## [Task details]
Go through the listing and write out all of it exactly.

>> START Data supplied

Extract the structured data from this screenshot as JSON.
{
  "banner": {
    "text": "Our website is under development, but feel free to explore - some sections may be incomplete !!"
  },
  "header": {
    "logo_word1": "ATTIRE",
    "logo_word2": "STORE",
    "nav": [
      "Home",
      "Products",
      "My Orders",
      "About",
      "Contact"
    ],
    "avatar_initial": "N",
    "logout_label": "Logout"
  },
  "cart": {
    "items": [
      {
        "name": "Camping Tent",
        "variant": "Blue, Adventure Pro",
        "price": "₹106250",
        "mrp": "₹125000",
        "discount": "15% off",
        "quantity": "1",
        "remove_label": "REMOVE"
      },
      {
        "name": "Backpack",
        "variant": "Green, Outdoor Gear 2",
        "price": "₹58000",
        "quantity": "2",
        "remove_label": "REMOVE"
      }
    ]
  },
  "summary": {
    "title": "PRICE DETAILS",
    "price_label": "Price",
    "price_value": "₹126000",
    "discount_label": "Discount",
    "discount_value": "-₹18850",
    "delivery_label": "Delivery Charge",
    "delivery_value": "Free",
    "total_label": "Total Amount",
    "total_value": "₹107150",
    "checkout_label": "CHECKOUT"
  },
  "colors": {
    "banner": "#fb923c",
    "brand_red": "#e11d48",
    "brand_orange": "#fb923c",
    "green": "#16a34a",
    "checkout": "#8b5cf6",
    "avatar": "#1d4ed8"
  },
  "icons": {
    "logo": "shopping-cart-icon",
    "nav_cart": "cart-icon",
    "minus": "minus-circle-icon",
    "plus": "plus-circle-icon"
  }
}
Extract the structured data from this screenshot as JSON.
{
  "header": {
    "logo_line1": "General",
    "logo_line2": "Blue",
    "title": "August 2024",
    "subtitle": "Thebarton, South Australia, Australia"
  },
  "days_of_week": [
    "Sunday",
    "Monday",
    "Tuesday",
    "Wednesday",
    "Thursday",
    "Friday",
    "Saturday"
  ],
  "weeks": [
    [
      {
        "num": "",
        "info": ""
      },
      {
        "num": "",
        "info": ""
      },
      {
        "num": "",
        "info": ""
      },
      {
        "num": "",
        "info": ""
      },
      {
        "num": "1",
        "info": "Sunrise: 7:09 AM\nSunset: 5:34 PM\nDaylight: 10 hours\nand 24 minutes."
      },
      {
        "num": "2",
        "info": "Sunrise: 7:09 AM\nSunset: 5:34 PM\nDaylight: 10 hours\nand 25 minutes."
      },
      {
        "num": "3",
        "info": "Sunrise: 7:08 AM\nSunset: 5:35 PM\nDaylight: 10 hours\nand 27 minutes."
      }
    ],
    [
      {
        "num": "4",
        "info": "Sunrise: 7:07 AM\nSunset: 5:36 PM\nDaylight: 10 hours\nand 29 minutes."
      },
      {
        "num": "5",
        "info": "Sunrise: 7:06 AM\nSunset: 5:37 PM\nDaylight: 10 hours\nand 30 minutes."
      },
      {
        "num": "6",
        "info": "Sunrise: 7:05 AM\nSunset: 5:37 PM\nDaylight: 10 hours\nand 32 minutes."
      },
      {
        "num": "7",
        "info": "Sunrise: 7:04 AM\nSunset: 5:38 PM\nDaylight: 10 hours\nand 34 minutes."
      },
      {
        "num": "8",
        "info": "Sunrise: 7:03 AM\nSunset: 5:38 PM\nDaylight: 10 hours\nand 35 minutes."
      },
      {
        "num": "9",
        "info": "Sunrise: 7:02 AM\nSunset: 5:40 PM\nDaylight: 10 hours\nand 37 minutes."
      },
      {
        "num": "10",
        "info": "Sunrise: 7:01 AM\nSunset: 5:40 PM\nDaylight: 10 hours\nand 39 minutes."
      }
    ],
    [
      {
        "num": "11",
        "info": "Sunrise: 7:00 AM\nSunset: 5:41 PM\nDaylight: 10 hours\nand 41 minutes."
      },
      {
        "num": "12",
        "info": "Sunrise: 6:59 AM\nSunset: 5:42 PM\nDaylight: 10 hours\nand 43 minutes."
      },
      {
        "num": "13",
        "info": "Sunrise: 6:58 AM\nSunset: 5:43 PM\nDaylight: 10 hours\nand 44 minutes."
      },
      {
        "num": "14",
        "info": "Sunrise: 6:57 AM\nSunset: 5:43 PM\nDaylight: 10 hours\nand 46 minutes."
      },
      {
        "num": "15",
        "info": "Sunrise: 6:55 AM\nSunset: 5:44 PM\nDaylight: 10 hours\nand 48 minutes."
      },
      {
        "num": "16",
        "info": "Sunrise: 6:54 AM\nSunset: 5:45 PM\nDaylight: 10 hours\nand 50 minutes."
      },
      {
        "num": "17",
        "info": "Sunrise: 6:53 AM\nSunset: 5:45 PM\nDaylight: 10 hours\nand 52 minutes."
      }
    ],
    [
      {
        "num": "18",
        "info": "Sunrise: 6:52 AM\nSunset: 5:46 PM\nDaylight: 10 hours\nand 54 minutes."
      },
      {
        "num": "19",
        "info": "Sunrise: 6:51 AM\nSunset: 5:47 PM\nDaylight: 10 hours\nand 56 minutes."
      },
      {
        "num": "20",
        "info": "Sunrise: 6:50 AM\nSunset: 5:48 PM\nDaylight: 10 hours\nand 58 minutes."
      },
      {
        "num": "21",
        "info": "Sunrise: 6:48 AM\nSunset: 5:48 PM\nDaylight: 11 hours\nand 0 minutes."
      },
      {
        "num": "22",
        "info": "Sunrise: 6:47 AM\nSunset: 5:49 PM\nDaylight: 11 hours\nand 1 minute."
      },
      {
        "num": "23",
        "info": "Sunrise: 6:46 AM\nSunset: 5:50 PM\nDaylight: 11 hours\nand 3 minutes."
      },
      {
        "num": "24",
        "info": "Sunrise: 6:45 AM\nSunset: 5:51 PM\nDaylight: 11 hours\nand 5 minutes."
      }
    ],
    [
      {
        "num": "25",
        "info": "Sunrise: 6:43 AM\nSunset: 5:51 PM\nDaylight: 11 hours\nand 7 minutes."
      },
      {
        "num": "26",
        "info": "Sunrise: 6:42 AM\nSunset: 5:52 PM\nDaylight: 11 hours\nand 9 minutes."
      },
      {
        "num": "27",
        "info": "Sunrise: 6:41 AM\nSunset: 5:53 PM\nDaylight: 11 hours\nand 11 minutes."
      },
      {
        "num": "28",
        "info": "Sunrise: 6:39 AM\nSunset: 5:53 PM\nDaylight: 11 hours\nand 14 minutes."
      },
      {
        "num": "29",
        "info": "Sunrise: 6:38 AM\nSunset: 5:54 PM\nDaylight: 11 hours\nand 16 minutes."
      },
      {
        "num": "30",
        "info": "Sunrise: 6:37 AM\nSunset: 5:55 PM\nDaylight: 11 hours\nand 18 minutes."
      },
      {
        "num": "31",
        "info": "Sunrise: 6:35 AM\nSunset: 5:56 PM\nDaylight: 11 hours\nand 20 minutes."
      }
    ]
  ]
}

>> END Data supplied

## [Complete answer]
Extract the structured data from this screenshot as JSON.
{
  "banner": {
    "text": "Our website is under development, but feel free to explore - some sections may be incomplete !!"
  },
  "header": {
    "logo_word1": "ATTIRE",
    "logo_word2": "STORE",
    "nav": [
      "Home",
      "Products",
      "My Orders",
      "About",
      "Contact"
    ],
    "avatar_initial": "N",
    "logout_label": "Logout"
  },
  "cart": {
    "items": [
      {
        "name": "Camping Tent",
        "variant": "Blue, Adventure Pro",
        "price": "₹106250",
        "mrp": "₹125000",
        "discount": "15% off",
        "quantity": "1",
        "remove_label": "REMOVE"
      },
      {
        "name": "Backpack",
        "variant": "Green, Outdoor Gear 2",
        "price": "₹58000",
        "quantity": "2",
        "remove_label": "REMOVE"
      }
    ]
  },
  "summary": {
    "title": "PRICE DETAILS",
    "price_label": "Price",
    "price_value": "₹126000",
    "discount_label": "Discount",
    "discount_value": "-₹18850",
    "delivery_label": "Delivery Charge",
    "delivery_value": "Free",
    "total_label": "Total Amount",
    "total_value": "₹107150",
    "checkout_label": "CHECKOUT"
  },
  "colors": {
    "banner": "#fb923c",
    "brand_red": "#e11d48",
    "brand_orange": "#fb923c",
    "green": "#16a34a",
    "checkout": "#8b5cf6",
    "avatar": "#1d4ed8"
  },
  "icons": {
    "logo": "shopping-cart-icon",
    "nav_cart": "cart-icon",
    "minus": "minus-circle-icon",
    "plus": "plus-circle-icon"
  }
}
Extract the structured data from this screenshot as JSON.
{
  "header": {
    "logo_line1": "General",
    "logo_line2": "Blue",
    "title": "August 2024",
    "subtitle": "Thebarton, South Australia, Australia"
  },
  "days_of_week": [
    "Sunday",
    "Monday",
    "Tuesday",
    "Wednesday",
    "Thursday",
    "Friday",
    "Saturday"
  ],
  "weeks": [
    [
      {
        "num": "",
        "info": ""
      },
      {
        "num": "",
        "info": ""
      },
      {
        "num": "",
        "info": ""
      },
      {
        "num": "",
        "info": ""
      },
      {
        "num": "1",
        "info": "Sunrise: 7:09 AM\nSunset: 5:34 PM\nDaylight: 10 hours\nand 24 minutes."
      },
      {
        "num": "2",
        "info": "Sunrise: 7:09 AM\nSunset: 5:34 PM\nDaylight: 10 hours\nand 25 minutes."
      },
      {
        "num": "3",
        "info": "Sunrise: 7:08 AM\nSunset: 5:35 PM\nDaylight: 10 hours\nand 27 minutes."
      }
    ],
    [
      {
        "num": "4",
        "info": "Sunrise: 7:07 AM\nSunset: 5:36 PM\nDaylight: 10 hours\nand 29 minutes."
      },
      {
        "num": "5",
        "info": "Sunrise: 7:06 AM\nSunset: 5:37 PM\nDaylight: 10 hours\nand 30 minutes."
      },
      {
        "num": "6",
        "info": "Sunrise: 7:05 AM\nSunset: 5:37 PM\nDaylight: 10 hours\nand 32 minutes."
      },
      {
        "num": "7",
        "info": "Sunrise: 7:04 AM\nSunset: 5:38 PM\nDaylight: 10 hours\nand 34 minutes."
      },
      {
        "num": "8",
        "info": "Sunrise: 7:03 AM\nSunset: 5:38 PM\nDaylight: 10 hours\nand 35 minutes."
      },
      {
        "num": "9",
        "info": "Sunrise: 7:02 AM\nSunset: 5:40 PM\nDaylight: 10 hours\nand 37 minutes."
      },
      {
        "num": "10",
        "info": "Sunrise: 7:01 AM\nSunset: 5:40 PM\nDaylight: 10 hours\nand 39 minutes."
      }
    ],
    [
      {
        "num": "11",
        "info": "Sunrise: 7:00 AM\nSunset: 5:41 PM\nDaylight: 10 hours\nand 41 minutes."
      },
      {
        "num": "12",
        "info": "Sunrise: 6:59 AM\nSunset: 5:42 PM\nDaylight: 10 hours\nand 43 minutes."
      },
      {
        "num": "13",
        "info": "Sunrise: 6:58 AM\nSunset: 5:43 PM\nDaylight: 10 hours\nand 44 minutes."
      },
      {
        "num": "14",
        "info": "Sunrise: 6:57 AM\nSunset: 5:43 PM\nDaylight: 10 hours\nand 46 minutes."
      },
      {
        "num": "15",
        "info": "Sunrise: 6:55 AM\nSunset: 5:44 PM\nDaylight: 10 hours\nand 48 minutes."
      },
      {
        "num": "16",
        "info": "Sunrise: 6:54 AM\nSunset: 5:45 PM\nDaylight: 10 hours\nand 50 minutes."
      },
      {
        "num": "17",
        "info": "Sunrise: 6:53 AM\nSunset: 5:45 PM\nDaylight: 10 hours\nand 52 minutes."
      }
    ],
    [
      {
        "num": "18",
        "info": "Sunrise: 6:52 AM\nSunset: 5:46 PM\nDaylight: 10 hours\nand 54 minutes."
      },
      {
        "num": "19",
        "info": "Sunrise: 6:51 AM\nSunset: 5:47 PM\nDaylight: 10 hours\nand 56 minutes."
      },
      {
        "num": "20",
        "info": "Sunrise: 6:50 AM\nSunset: 5:48 PM\nDaylight: 10 hours\nand 58 minutes."
      },
      {
        "num": "21",
        "info": "Sunrise: 6:48 AM\nSunset: 5:48 PM\nDaylight: 11 hours\nand 0 minutes."
      },
      {
        "num": "22",
        "info": "Sunrise: 6:47 AM\nSunset: 5:49 PM\nDaylight: 11 hours\nand 1 minute."
      },
      {
        "num": "23",
        "info": "Sunrise: 6:46 AM\nSunset: 5:50 PM\nDaylight: 11 hours\nand 3 minutes."
      },
      {
        "num": "24",
        "info": "Sunrise: 6:45 AM\nSunset: 5:51 PM\nDaylight: 11 hours\nand 5 minutes."
      }
    ],
    [
      {
        "num": "25",
        "info": "Sunrise: 6:43 AM\nSunset: 5:51 PM\nDaylight: 11 hours\nand 7 minutes."
      },
      {
        "num": "26",
        "info": "Sunrise: 6:42 AM\nSunset: 5:52 PM\nDaylight: 11 hours\nand 9 minutes."
      },
      {
        "num": "27",
        "info": "Sunrise: 6:41 AM\nSunset: 5:53 PM\nDaylight: 11 hours\nand 11 minutes."
      },
      {
        "num": "28",
        "info": "Sunrise: 6:39 AM\nSunset: 5:53 PM\nDaylight: 11 hours\nand 14 minutes."
      },
      {
        "num": "29",
        "info": "Sunrise: 6:38 AM\nSunset: 5:54 PM\nDaylight: 11 hours\nand 16 minutes."
      },
      {
        "num": "30",
        "info": "Sunrise: 6:37 AM\nSunset: 5:55 PM\nDaylight: 11 hours\nand 18 minutes."
      },
      {
        "num": "31",
        "info": "Sunrise: 6:35 AM\nSunset: 5:56 PM\nDaylight: 11 hours\nand 20 minutes."
      }
    ]
  ]
}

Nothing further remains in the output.